-- Start --
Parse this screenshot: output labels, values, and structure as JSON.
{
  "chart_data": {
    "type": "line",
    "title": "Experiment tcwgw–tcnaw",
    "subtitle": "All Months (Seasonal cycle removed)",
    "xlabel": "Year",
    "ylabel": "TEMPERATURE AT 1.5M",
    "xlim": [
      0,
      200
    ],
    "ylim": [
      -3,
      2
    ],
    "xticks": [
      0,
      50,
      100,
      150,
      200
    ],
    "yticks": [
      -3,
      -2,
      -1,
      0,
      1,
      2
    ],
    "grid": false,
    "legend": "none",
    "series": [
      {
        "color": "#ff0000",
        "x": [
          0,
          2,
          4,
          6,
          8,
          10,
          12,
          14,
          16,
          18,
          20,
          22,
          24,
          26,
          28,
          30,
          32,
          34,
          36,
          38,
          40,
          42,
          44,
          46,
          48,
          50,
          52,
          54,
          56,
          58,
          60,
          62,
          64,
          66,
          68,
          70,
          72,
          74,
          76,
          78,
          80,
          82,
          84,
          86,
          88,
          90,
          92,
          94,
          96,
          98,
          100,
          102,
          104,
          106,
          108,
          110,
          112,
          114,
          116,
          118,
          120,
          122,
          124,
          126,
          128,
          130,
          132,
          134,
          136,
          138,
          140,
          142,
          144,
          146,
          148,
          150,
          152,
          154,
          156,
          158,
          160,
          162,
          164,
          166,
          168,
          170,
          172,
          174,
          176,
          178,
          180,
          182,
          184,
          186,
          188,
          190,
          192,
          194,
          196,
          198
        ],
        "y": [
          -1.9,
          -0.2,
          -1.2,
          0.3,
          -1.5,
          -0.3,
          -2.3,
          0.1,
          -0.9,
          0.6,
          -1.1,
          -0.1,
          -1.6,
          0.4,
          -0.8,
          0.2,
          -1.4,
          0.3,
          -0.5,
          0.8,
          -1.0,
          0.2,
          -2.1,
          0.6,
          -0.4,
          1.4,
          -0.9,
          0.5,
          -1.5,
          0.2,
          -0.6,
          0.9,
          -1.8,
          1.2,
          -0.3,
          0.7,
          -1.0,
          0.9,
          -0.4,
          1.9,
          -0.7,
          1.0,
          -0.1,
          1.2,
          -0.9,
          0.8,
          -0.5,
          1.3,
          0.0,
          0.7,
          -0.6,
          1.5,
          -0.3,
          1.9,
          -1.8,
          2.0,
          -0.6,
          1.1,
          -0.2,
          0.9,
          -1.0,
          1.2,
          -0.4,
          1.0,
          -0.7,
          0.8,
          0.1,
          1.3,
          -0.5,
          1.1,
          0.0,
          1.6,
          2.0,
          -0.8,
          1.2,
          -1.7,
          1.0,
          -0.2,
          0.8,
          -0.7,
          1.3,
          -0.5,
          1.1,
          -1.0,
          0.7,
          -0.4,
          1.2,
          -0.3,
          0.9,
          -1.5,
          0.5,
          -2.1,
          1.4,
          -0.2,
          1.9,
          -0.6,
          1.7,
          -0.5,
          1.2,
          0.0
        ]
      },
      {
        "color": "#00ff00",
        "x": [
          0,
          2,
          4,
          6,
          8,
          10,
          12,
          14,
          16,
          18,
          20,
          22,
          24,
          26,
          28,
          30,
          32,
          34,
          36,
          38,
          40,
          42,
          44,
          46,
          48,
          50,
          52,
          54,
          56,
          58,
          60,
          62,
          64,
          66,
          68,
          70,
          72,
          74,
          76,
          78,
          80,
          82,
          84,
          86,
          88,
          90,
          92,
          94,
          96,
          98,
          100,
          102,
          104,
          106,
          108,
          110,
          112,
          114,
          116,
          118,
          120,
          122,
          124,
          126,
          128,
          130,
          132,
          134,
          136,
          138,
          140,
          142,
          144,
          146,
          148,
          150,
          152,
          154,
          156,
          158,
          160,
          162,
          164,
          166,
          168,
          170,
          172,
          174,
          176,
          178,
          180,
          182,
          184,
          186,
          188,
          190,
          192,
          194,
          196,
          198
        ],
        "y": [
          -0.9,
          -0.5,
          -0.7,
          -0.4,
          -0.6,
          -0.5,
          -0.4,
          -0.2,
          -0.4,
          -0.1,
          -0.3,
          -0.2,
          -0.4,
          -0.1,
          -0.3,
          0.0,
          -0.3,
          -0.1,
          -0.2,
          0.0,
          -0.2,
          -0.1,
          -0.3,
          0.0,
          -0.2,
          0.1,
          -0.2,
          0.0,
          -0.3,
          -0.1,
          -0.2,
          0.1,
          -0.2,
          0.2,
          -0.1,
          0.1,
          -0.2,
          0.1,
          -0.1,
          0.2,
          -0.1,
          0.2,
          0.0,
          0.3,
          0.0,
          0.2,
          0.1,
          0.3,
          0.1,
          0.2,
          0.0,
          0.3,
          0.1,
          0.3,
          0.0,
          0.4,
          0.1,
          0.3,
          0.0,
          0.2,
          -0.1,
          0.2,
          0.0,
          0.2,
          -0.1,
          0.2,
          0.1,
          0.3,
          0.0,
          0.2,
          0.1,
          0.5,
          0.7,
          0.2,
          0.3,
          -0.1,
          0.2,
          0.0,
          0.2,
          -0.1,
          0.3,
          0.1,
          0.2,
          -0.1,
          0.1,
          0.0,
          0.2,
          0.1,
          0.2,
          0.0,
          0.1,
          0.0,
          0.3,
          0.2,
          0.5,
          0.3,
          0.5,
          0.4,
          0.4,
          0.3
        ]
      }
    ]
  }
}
-- End --
§ What is required: Return the entries above exactly as they appear.

§ Complete answer:
Parse this screenshot: output labels, values, and structure as JSON.
{
  "chart_data": {
    "type": "line",
    "title": "Experiment tcwgw–tcnaw",
    "subtitle": "All Months (Seasonal cycle removed)",
    "xlabel": "Year",
    "ylabel": "TEMPERATURE AT 1.5M",
    "xlim": [
      0,
      200
    ],
    "ylim": [
      -3,
      2
    ],
    "xticks": [
      0,
      50,
      100,
      150,
      200
    ],
    "yticks": [
      -3,
      -2,
      -1,
      0,
      1,
      2
    ],
    "grid": false,
    "legend": "none",
    "series": [
      {
        "color": "#ff0000",
        "x": [
          0,
          2,
          4,
          6,
          8,
          10,
          12,
          14,
          16,
          18,
          20,
          22,
          24,
          26,
          28,
          30,
          32,
          34,
          36,
          38,
          40,
          42,
          44,
          46,
          48,
          50,
          52,
          54,
          56,
          58,
          60,
          62,
          64,
          66,
          68,
          70,
          72,
          74,
          76,
          78,
          80,
          82,
          84,
          86,
          88,
          90,
          92,
          94,
          96,
          98,
          100,
          102,
          104,
          106,
          108,
          110,
          112,
          114,
          116,
          118,
          120,
          122,
          124,
          126,
          128,
          130,
          132,
          134,
          136,
          138,
          140,
          142,
          144,
          146,
          148,
          150,
          152,
          154,
          156,
          158,
          160,
          162,
          164,
          166,
          168,
          170,
          172,
          174,
          176,
          178,
          180,
          182,
          184,
          186,
          188,
          190,
          192,
          194,
          196,
          198
        ],
        "y": [
          -1.9,
          -0.2,
          -1.2,
          0.3,
          -1.5,
          -0.3,
          -2.3,
          0.1,
          -0.9,
          0.6,
          -1.1,
          -0.1,
          -1.6,
          0.4,
          -0.8,
          0.2,
          -1.4,
          0.3,
          -0.5,
          0.8,
          -1.0,
          0.2,
          -2.1,
          0.6,
          -0.4,
          1.4,
          -0.9,
          0.5,
          -1.5,
          0.2,
          -0.6,
          0.9,
          -1.8,
          1.2,
          -0.3,
          0.7,
          -1.0,
          0.9,
          -0.4,
          1.9,
          -0.7,
          1.0,
          -0.1,
          1.2,
          -0.9,
          0.8,
          -0.5,
          1.3,
          0.0,
          0.7,
          -0.6,
          1.5,
          -0.3,
          1.9,
          -1.8,
          2.0,
          -0.6,
          1.1,
          -0.2,
          0.9,
          -1.0,
          1.2,
          -0.4,
          1.0,
          -0.7,
          0.8,
          0.1,
          1.3,
          -0.5,
          1.1,
          0.0,
          1.6,
          2.0,
          -0.8,
          1.2,
          -1.7,
          1.0,
          -0.2,
          0.8,
          -0.7,
          1.3,
          -0.5,
          1.1,
          -1.0,
          0.7,
          -0.4,
          1.2,
          -0.3,
          0.9,
          -1.5,
          0.5,
          -2.1,
          1.4,
          -0.2,
          1.9,
          -0.6,
          1.7,
          -0.5,
          1.2,
          0.0
        ]
      },
      {
        "color": "#00ff00",
        "x": [
          0,
          2,
          4,
          6,
          8,
          10,
          12,
          14,
          16,
          18,
          20,
          22,
          24,
          26,
          28,
          30,
          32,
          34,
          36,
          38,
          40,
          42,
          44,
          46,
          48,
          50,
          52,
          54,
          56,
          58,
          60,
          62,
          64,
          66,
          68,
          70,
          72,
          74,
          76,
          78,
          80,
          82,
          84,
          86,
          88,
          90,
          92,
          94,
          96,
          98,
          100,
          102,
          104,
          106,
          108,
          110,
          112,
          114,
          116,
          118,
          120,
          122,
          124,
          126,
          128,
          130,
          132,
          134,
          136,
          138,
          140,
          142,
          144,
          146,
          148,
          150,
          152,
          154,
          156,
          158,
          160,
          162,
          164,
          166,
          168,
          170,
          172,
          174,
          176,
          178,
          180,
          182,
          184,
          186,
          188,
          190,
          192,
          194,
          196,
          198
        ],
        "y": [
          -0.9,
          -0.5,
          -0.7,
          -0.4,
          -0.6,
          -0.5,
          -0.4,
          -0.2,
          -0.4,
          -0.1,
          -0.3,
          -0.2,
          -0.4,
          -0.1,
          -0.3,
          0.0,
          -0.3,
          -0.1,
          -0.2,
          0.0,
          -0.2,
          -0.1,
          -0.3,
          0.0,
          -0.2,
          0.1,
          -0.2,
          0.0,
          -0.3,
          -0.1,
          -0.2,
          0.1,
          -0.2,
          0.2,
          -0.1,
          0.1,
          -0.2,
          0.1,
          -0.1,
          0.2,
          -0.1,
          0.2,
          0.0,
          0.3,
          0.0,
          0.2,
          0.1,
          0.3,
          0.1,
          0.2,
          0.0,
          0.3,
          0.1,
          0.3,
          0.0,
          0.4,
          0.1,
          0.3,
          0.0,
          0.2,
          -0.1,
          0.2,
          0.0,
          0.2,
          -0.1,
          0.2,
          0.1,
          0.3,
          0.0,
          0.2,
          0.1,
          0.5,
          0.7,
          0.2,
          0.3,
          -0.1,
          0.2,
          0.0,
          0.2,
          -0.1,
          0.3,
          0.1,
          0.2,
          -0.1,
          0.1,
          0.0,
          0.2,
          0.1,
          0.2,
          0.0,
          0.1,
          0.0,
          0.3,
          0.2,
          0.5,
          0.3,
          0.5,
          0.4,
          0.4,
          0.3
        ]
      }
    ]
  }
}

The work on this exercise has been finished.